**MATERIAL PROVIDED:**
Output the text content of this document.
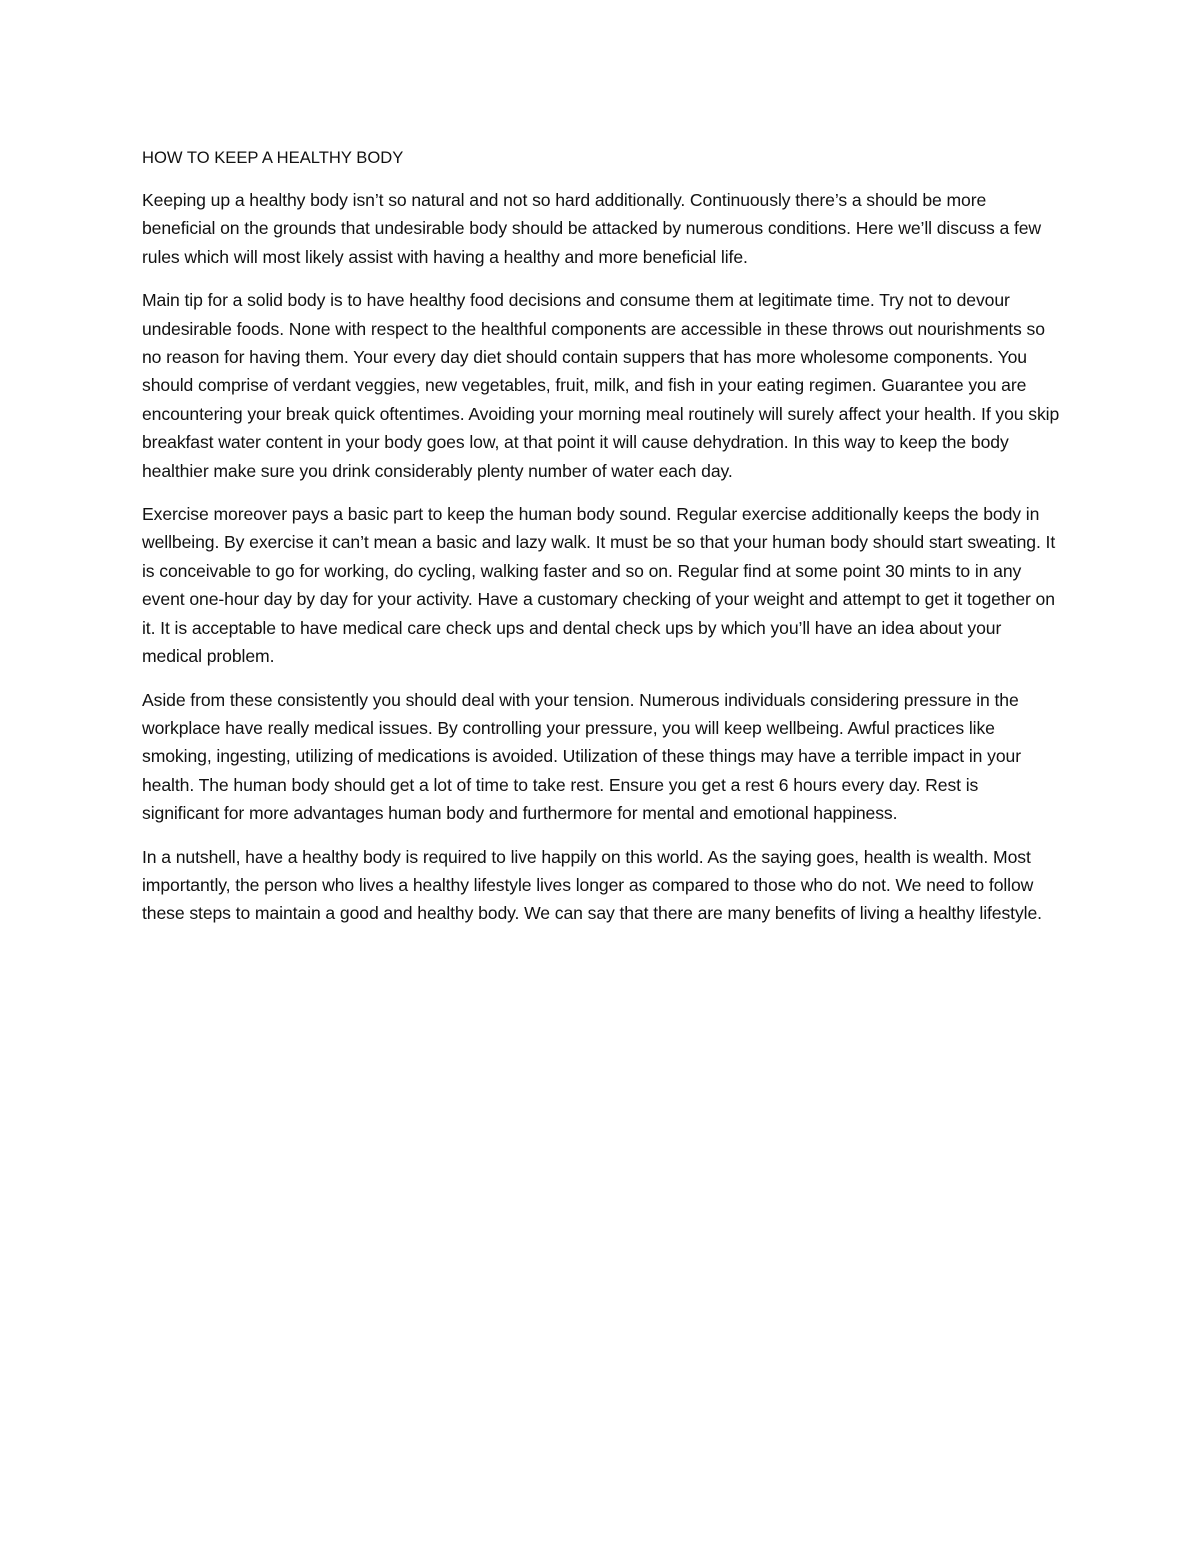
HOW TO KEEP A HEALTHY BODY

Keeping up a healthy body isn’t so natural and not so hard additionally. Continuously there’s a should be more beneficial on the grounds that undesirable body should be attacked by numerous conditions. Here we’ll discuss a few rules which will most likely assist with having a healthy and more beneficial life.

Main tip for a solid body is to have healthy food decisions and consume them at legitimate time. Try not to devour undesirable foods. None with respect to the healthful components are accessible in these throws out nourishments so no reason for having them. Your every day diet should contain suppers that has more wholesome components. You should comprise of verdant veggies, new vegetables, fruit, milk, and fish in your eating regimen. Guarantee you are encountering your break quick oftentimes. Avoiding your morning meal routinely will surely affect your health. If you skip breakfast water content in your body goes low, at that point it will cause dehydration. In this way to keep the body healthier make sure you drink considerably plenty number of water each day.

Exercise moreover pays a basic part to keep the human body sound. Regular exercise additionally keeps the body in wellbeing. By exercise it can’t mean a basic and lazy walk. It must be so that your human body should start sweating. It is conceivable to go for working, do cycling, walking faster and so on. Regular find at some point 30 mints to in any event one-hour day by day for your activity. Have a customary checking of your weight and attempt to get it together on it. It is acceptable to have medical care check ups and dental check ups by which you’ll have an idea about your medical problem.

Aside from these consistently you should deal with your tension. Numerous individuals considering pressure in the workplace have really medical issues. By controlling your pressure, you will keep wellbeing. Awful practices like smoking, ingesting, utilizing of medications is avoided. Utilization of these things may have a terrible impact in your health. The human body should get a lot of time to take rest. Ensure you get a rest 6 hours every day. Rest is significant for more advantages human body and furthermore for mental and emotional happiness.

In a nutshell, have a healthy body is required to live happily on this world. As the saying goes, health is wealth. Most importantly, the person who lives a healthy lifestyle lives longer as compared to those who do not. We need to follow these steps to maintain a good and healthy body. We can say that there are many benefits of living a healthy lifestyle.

**WHAT THIS TASK INVOLVES:** Set down every record once more, word for word, without pictures.

**TASK ANSWER:**
Output the text content of this document.
HOW TO KEEP A HEALTHY BODY

Keeping up a healthy body isn’t so natural and not so hard additionally. Continuously there’s a should be more beneficial on the grounds that undesirable body should be attacked by numerous conditions. Here we’ll discuss a few rules which will most likely assist with having a healthy and more beneficial life.

Main tip for a solid body is to have healthy food decisions and consume them at legitimate time. Try not to devour undesirable foods. None with respect to the healthful components are accessible in these throws out nourishments so no reason for having them. Your every day diet should contain suppers that has more wholesome components. You should comprise of verdant veggies, new vegetables, fruit, milk, and fish in your eating regimen. Guarantee you are encountering your break quick oftentimes. Avoiding your morning meal routinely will surely affect your health. If you skip breakfast water content in your body goes low, at that point it will cause dehydration. In this way to keep the body healthier make sure you drink considerably plenty number of water each day.

Exercise moreover pays a basic part to keep the human body sound. Regular exercise additionally keeps the body in wellbeing. By exercise it can’t mean a basic and lazy walk. It must be so that your human body should start sweating. It is conceivable to go for working, do cycling, walking faster and so on. Regular find at some point 30 mints to in any event one-hour day by day for your activity. Have a customary checking of your weight and attempt to get it together on it. It is acceptable to have medical care check ups and dental check ups by which you’ll have an idea about your medical problem.

Aside from these consistently you should deal with your tension. Numerous individuals considering pressure in the workplace have really medical issues. By controlling your pressure, you will keep wellbeing. Awful practices like smoking, ingesting, utilizing of medications is avoided. Utilization of these things may have a terrible impact in your health. The human body should get a lot of time to take rest. Ensure you get a rest 6 hours every day. Rest is significant for more advantages human body and furthermore for mental and emotional happiness.

In a nutshell, have a healthy body is required to live happily on this world. As the saying goes, health is wealth. Most importantly, the person who lives a healthy lifestyle lives longer as compared to those who do not. We need to follow these steps to maintain a good and healthy body. We can say that there are many benefits of living a healthy lifestyle.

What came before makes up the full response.